▸ **What the task asks**
Reproduce verbatim the lines of the listing from the line containing "interface-icon: I bbox=[350, 360, 361, 371]" through the line containing "218, 602, 234]", both included, and nothing else.

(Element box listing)
━━━━━━━━

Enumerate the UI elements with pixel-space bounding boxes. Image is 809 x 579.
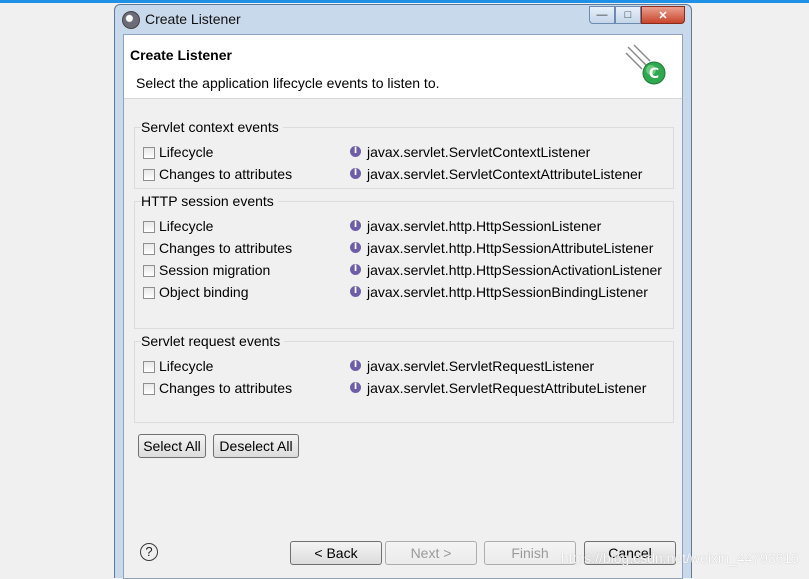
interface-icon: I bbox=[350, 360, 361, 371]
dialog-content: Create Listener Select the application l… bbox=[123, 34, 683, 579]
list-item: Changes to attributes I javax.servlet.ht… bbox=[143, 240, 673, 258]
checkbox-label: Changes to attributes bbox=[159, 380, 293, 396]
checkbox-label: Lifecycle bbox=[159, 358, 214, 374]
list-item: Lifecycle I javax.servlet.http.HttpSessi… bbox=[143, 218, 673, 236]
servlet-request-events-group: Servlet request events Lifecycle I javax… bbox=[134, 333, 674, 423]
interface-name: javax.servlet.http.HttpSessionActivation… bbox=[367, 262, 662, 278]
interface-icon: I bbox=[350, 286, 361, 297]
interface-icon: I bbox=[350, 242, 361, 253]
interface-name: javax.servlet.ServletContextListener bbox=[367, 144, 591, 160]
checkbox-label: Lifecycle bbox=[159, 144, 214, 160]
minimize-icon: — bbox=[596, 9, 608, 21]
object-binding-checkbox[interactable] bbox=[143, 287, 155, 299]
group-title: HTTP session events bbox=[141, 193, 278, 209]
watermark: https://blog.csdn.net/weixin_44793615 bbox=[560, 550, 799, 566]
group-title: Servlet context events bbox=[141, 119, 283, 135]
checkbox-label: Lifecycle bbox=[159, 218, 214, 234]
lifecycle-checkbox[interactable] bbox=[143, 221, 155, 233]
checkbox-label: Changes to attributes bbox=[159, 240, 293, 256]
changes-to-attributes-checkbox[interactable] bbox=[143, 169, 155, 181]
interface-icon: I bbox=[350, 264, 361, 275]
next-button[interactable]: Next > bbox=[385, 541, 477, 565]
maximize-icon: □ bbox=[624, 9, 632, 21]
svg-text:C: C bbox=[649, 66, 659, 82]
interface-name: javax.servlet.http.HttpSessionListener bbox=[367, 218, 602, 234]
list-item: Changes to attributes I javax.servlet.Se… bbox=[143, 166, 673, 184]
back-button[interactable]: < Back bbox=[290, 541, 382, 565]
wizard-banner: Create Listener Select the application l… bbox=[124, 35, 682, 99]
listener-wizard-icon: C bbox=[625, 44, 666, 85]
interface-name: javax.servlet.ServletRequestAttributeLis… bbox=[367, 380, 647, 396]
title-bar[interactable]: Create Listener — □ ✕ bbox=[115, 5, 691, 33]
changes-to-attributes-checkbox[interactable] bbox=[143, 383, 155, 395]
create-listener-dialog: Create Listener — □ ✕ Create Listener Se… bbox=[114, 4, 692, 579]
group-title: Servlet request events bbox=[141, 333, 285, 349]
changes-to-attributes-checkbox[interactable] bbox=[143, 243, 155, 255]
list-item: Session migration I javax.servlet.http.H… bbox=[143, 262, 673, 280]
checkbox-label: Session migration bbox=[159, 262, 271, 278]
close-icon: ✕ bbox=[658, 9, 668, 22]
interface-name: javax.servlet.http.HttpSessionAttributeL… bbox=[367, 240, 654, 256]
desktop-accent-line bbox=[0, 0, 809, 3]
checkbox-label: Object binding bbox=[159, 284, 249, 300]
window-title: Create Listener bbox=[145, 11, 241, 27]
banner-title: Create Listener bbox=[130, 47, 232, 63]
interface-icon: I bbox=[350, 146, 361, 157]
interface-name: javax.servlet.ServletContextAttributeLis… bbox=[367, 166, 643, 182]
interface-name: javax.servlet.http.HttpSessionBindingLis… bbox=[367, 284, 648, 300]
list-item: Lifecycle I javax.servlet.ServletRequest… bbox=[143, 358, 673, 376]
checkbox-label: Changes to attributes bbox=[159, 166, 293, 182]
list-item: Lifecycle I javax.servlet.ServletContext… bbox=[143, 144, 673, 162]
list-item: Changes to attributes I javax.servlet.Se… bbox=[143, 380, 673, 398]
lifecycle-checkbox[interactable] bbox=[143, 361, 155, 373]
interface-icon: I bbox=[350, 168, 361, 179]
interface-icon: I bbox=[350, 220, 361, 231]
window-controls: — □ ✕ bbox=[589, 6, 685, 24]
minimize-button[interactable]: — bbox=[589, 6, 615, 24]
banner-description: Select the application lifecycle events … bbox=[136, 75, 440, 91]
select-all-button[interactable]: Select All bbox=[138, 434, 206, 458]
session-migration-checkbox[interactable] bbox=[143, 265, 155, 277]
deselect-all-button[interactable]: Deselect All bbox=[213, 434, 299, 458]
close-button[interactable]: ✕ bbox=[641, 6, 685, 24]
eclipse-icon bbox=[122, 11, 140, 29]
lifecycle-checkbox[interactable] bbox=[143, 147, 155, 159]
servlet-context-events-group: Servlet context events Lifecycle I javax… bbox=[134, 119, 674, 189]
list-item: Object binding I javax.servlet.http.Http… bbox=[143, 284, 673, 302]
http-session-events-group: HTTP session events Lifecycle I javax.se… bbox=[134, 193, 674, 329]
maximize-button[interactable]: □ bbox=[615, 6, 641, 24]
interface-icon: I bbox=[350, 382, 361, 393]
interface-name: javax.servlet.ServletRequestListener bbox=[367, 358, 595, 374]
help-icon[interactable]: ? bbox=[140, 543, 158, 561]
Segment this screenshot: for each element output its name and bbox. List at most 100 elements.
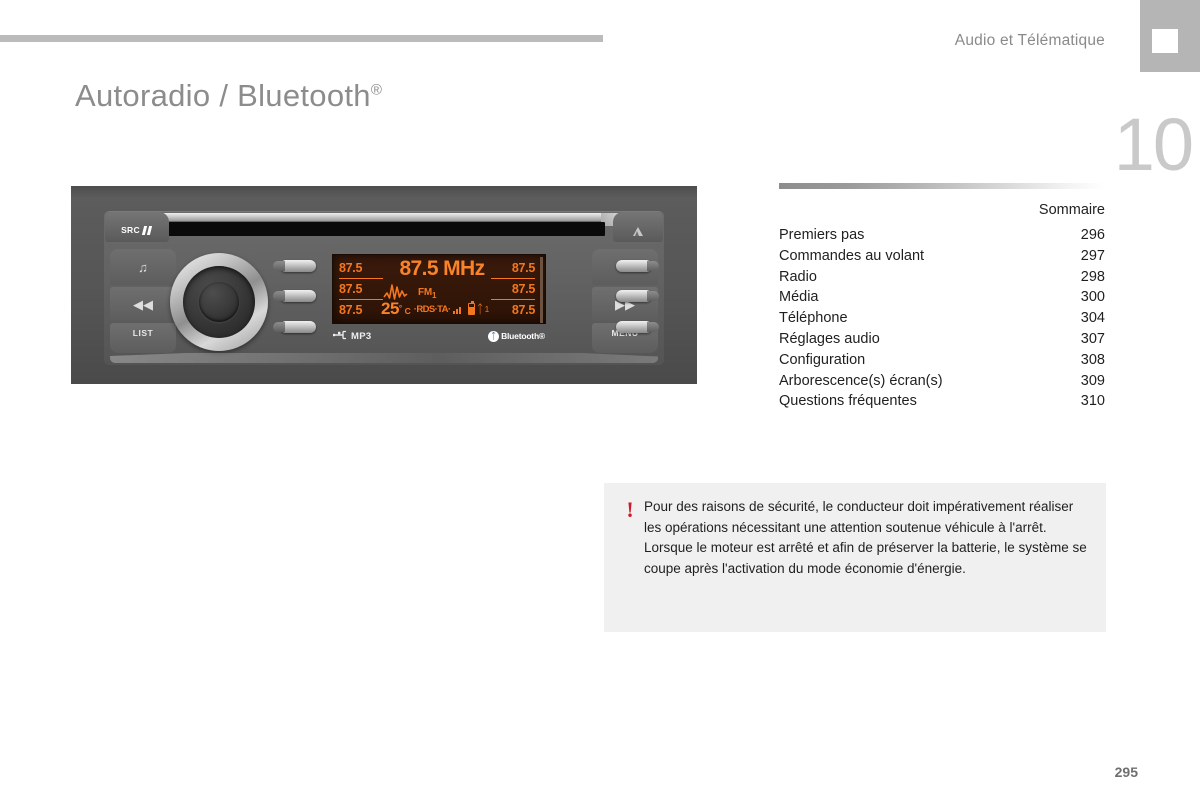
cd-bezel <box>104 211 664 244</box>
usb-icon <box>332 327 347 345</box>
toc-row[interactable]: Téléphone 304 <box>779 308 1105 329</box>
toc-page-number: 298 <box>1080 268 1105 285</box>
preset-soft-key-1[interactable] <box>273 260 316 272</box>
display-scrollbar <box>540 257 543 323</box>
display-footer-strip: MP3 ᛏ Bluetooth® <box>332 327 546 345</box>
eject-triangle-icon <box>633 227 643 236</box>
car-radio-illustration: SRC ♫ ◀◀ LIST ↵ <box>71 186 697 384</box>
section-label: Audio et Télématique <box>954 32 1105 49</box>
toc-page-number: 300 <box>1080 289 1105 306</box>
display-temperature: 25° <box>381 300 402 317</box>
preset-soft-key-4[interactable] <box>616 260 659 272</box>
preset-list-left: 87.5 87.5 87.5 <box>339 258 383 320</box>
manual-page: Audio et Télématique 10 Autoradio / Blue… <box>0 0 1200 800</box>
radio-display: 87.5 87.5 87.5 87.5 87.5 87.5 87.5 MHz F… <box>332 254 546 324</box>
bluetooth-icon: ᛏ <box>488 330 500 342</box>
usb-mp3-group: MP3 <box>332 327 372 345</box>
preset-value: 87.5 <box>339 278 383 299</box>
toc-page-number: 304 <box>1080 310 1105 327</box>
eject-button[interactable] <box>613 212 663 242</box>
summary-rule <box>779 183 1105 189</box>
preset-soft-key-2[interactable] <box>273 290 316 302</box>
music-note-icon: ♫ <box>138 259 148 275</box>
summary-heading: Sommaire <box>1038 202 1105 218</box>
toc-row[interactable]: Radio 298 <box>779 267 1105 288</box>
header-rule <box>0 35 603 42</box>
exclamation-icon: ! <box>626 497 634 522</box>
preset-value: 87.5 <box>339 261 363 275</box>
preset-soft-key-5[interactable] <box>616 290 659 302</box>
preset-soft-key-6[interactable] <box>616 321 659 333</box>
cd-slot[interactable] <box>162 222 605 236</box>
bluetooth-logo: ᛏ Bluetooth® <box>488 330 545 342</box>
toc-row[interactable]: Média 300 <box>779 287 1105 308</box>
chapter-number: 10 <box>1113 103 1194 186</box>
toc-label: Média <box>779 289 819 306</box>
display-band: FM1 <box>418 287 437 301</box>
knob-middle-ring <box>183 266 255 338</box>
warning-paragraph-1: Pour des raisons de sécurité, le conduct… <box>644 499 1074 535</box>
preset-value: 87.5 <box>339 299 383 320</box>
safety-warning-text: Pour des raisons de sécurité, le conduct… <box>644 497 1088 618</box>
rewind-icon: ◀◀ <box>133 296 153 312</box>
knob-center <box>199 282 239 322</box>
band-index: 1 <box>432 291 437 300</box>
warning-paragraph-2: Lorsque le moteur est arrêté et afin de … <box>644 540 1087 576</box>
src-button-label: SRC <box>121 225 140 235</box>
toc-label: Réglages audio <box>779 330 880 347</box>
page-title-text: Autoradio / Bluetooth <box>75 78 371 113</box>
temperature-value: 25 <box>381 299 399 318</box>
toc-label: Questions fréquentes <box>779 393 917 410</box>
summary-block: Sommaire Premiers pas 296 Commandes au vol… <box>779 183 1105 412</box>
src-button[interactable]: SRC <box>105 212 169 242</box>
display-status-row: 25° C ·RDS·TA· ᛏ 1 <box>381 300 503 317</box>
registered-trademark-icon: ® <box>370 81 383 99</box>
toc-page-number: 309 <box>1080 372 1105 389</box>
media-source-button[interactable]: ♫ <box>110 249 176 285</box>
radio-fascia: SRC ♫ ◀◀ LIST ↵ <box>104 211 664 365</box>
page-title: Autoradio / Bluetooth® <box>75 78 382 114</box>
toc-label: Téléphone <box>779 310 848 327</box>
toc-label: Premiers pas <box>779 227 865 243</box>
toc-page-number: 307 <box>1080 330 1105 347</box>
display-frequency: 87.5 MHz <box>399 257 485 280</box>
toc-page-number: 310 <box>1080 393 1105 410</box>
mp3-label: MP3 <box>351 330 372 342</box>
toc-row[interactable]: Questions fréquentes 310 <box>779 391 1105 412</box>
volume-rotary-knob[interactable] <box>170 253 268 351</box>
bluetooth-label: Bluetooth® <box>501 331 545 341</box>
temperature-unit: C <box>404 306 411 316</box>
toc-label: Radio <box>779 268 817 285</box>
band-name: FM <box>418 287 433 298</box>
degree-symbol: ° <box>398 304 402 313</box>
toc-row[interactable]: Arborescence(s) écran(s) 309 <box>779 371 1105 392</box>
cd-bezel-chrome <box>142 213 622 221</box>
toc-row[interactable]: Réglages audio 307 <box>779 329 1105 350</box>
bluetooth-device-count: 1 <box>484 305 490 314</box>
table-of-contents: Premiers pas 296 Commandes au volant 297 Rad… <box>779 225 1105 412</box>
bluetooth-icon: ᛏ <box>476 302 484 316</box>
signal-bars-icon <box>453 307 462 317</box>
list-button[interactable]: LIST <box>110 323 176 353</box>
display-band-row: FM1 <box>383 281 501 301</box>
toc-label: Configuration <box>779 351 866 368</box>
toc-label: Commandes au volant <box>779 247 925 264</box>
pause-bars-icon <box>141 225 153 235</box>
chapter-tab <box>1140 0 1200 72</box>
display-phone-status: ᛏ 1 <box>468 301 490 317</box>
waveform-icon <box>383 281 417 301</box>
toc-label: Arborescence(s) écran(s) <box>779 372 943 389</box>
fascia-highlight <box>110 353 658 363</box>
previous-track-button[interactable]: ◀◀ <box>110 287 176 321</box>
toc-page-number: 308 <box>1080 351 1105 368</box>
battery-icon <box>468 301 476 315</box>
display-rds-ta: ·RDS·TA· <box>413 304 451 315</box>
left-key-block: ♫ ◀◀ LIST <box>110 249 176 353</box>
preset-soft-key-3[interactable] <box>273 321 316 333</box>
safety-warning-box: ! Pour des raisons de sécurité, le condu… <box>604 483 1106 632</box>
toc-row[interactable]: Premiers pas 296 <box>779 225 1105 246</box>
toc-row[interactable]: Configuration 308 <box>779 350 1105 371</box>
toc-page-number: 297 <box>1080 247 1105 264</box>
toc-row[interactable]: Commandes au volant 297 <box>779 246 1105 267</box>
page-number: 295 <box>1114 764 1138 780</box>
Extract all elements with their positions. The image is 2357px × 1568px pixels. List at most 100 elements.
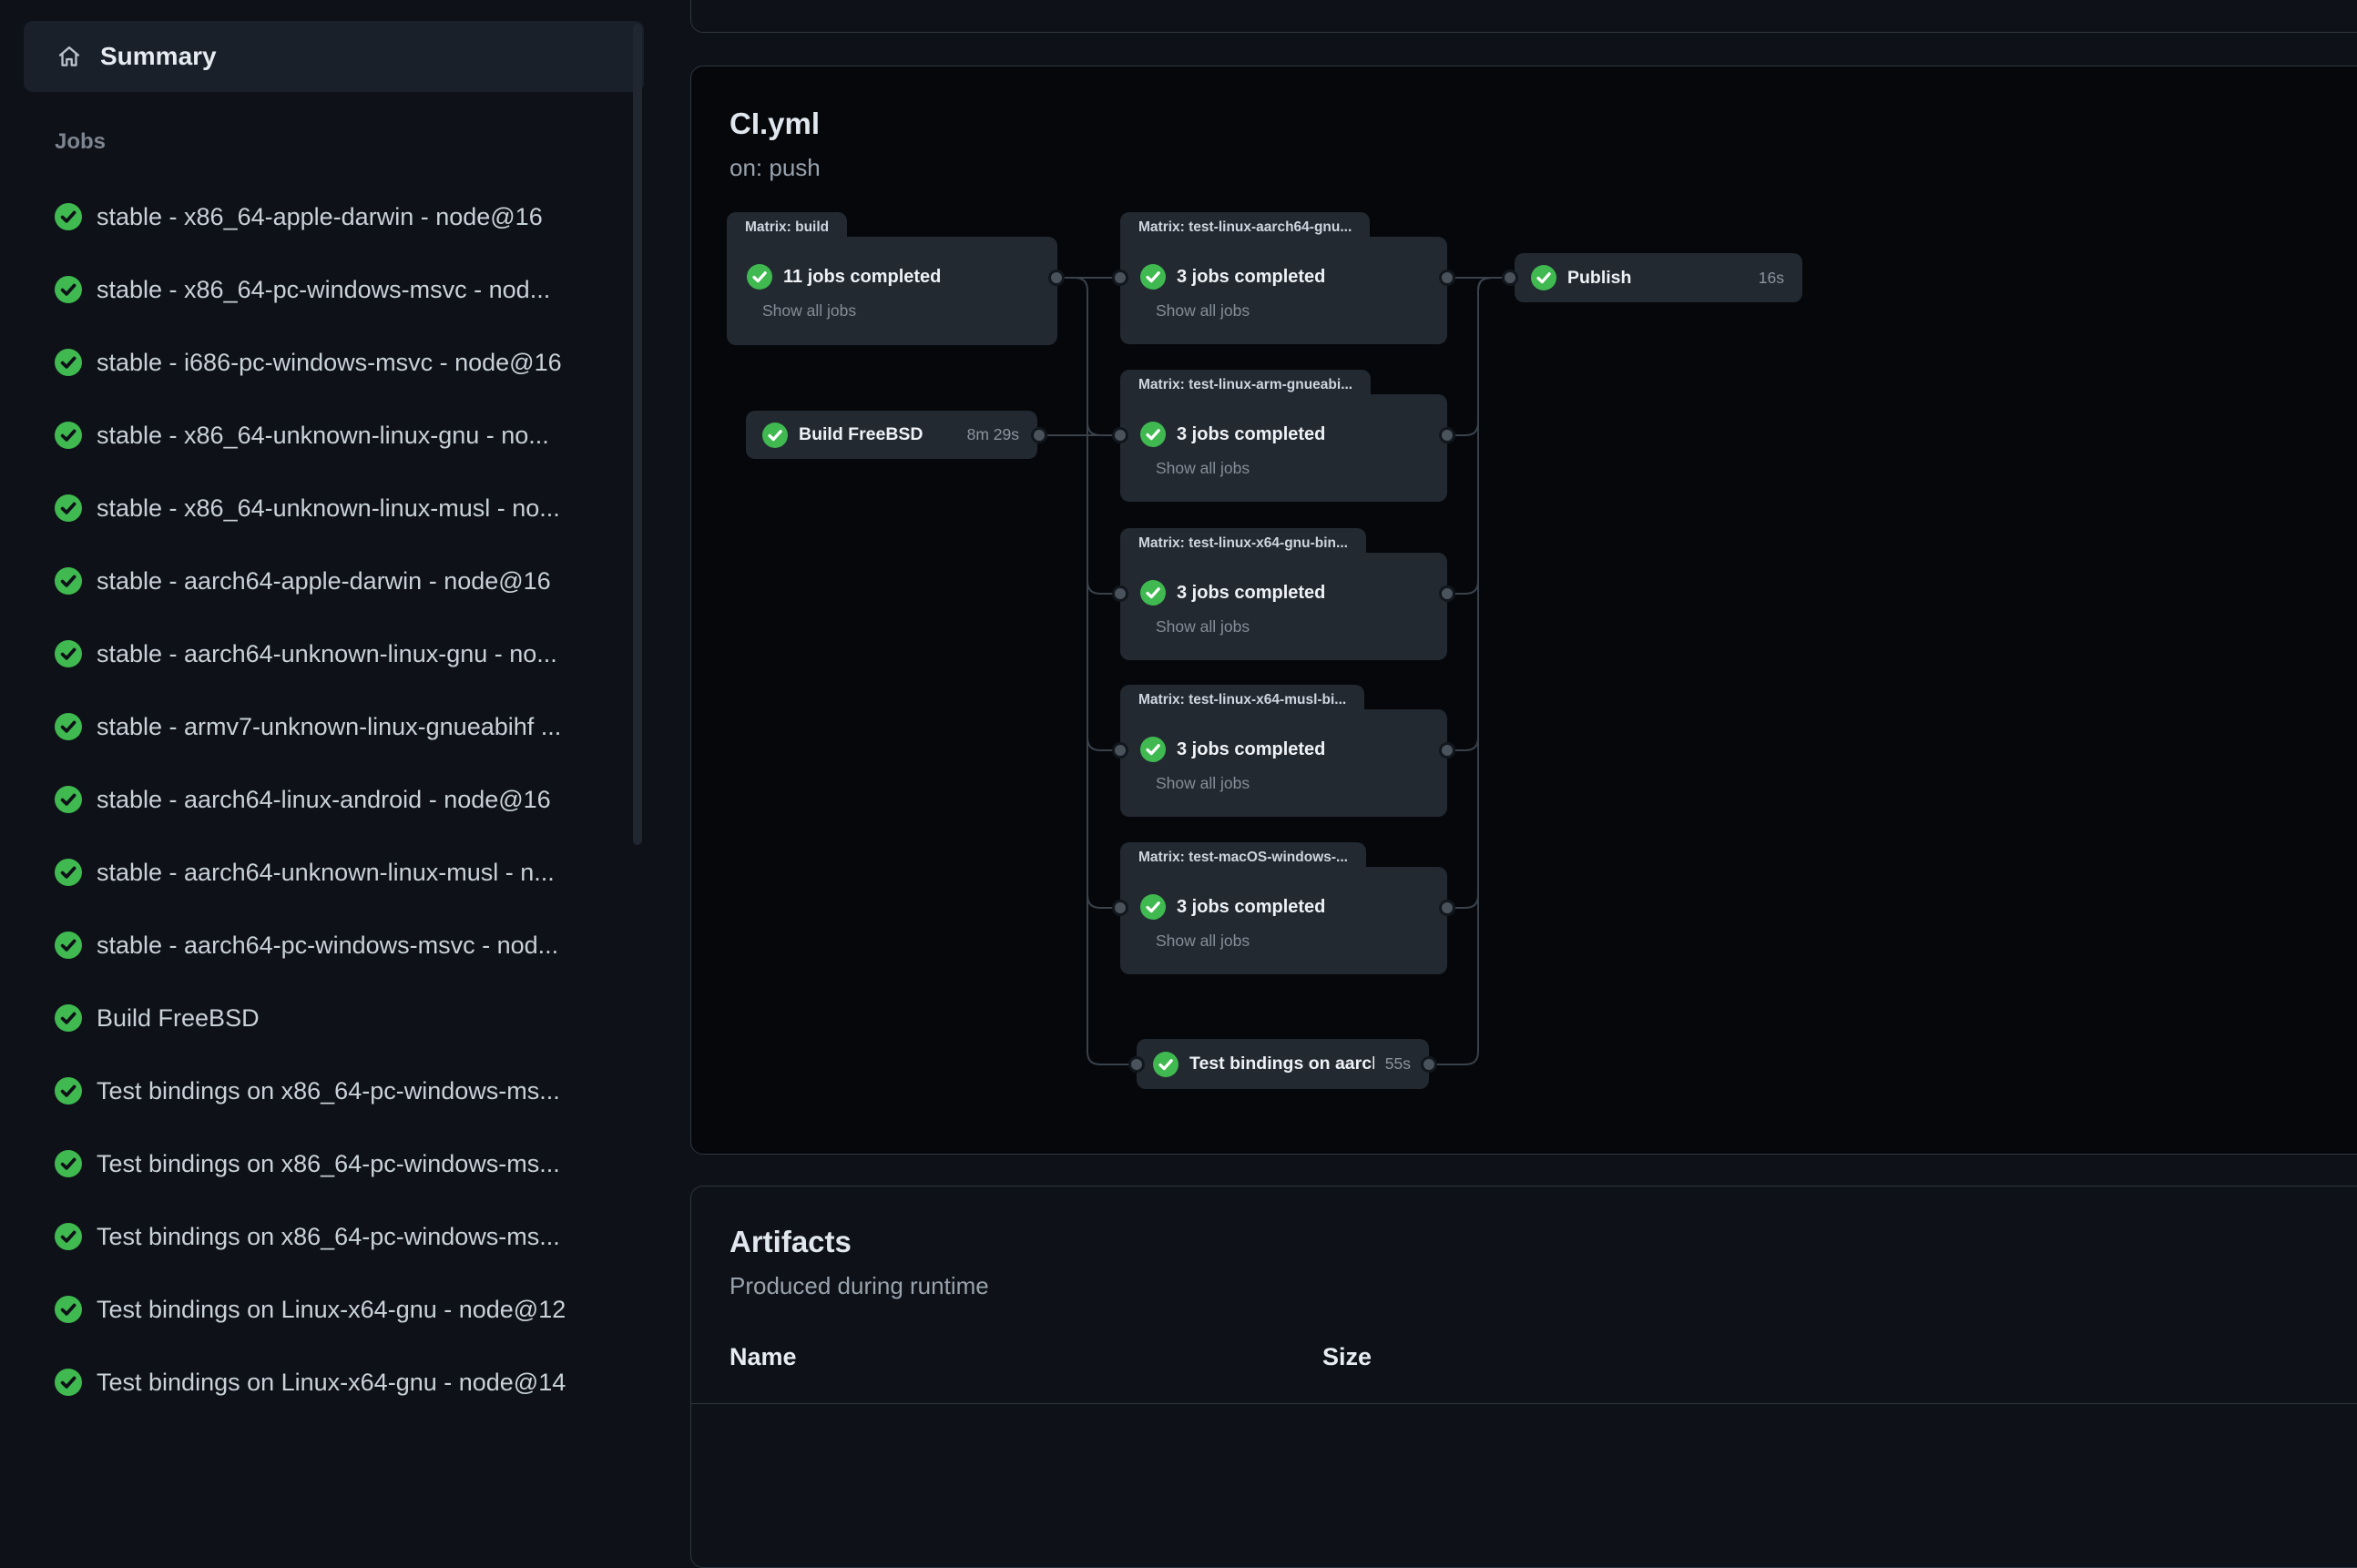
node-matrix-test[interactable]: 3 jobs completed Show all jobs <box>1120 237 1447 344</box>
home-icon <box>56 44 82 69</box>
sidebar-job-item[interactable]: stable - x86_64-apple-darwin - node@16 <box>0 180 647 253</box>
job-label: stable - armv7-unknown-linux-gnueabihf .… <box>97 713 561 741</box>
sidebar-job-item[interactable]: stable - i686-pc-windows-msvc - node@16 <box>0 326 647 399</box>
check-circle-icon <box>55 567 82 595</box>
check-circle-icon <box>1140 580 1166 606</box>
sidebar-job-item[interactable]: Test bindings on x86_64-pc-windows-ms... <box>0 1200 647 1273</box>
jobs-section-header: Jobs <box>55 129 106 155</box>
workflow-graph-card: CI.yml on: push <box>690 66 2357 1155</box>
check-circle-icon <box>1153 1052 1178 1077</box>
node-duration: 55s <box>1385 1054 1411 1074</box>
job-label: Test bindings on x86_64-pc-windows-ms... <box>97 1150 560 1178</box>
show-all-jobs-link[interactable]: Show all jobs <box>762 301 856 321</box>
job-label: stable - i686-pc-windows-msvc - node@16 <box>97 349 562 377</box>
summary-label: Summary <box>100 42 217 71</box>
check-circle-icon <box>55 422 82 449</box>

━━━━━━━━

▸ **Written solution**
interface-icon: I bbox=[350, 360, 361, 371]
dialog-content: Create Listener Select the application l… bbox=[123, 34, 683, 579]
list-item: Changes to attributes I javax.servlet.ht… bbox=[143, 240, 673, 258]
checkbox-label: Changes to attributes bbox=[159, 380, 293, 396]
checkbox-label: Lifecycle bbox=[159, 358, 214, 374]
list-item: Lifecycle I javax.servlet.http.HttpSessi… bbox=[143, 218, 673, 236]
servlet-request-events-group: Servlet request events Lifecycle I javax… bbox=[134, 333, 674, 423]
interface-name: javax.servlet.http.HttpSessionActivation… bbox=[367, 262, 662, 278]
interface-icon: I bbox=[350, 286, 361, 297]
interface-icon: I bbox=[350, 242, 361, 253]
interface-name: javax.servlet.ServletContextListener bbox=[367, 144, 591, 160]
checkbox-label: Lifecycle bbox=[159, 144, 214, 160]
minimize-icon: — bbox=[596, 9, 608, 21]
object-binding-checkbox[interactable] bbox=[143, 287, 155, 299]
group-title: HTTP session events bbox=[141, 193, 278, 209]
watermark: https://blog.csdn.net/weixin_44793615 bbox=[560, 550, 799, 566]
group-title: Servlet context events bbox=[141, 119, 283, 135]
checkbox-label: Lifecycle bbox=[159, 218, 214, 234]
lifecycle-checkbox[interactable] bbox=[143, 221, 155, 233]
checkbox-label: Changes to attributes bbox=[159, 240, 293, 256]
changes-to-attributes-checkbox[interactable] bbox=[143, 169, 155, 181]
interface-icon: I bbox=[350, 264, 361, 275]
next-button[interactable]: Next > bbox=[385, 541, 477, 565]
maximize-icon: □ bbox=[624, 9, 632, 21]
svg-text:C: C bbox=[649, 66, 659, 82]
interface-name: javax.servlet.http.HttpSessionListener bbox=[367, 218, 602, 234]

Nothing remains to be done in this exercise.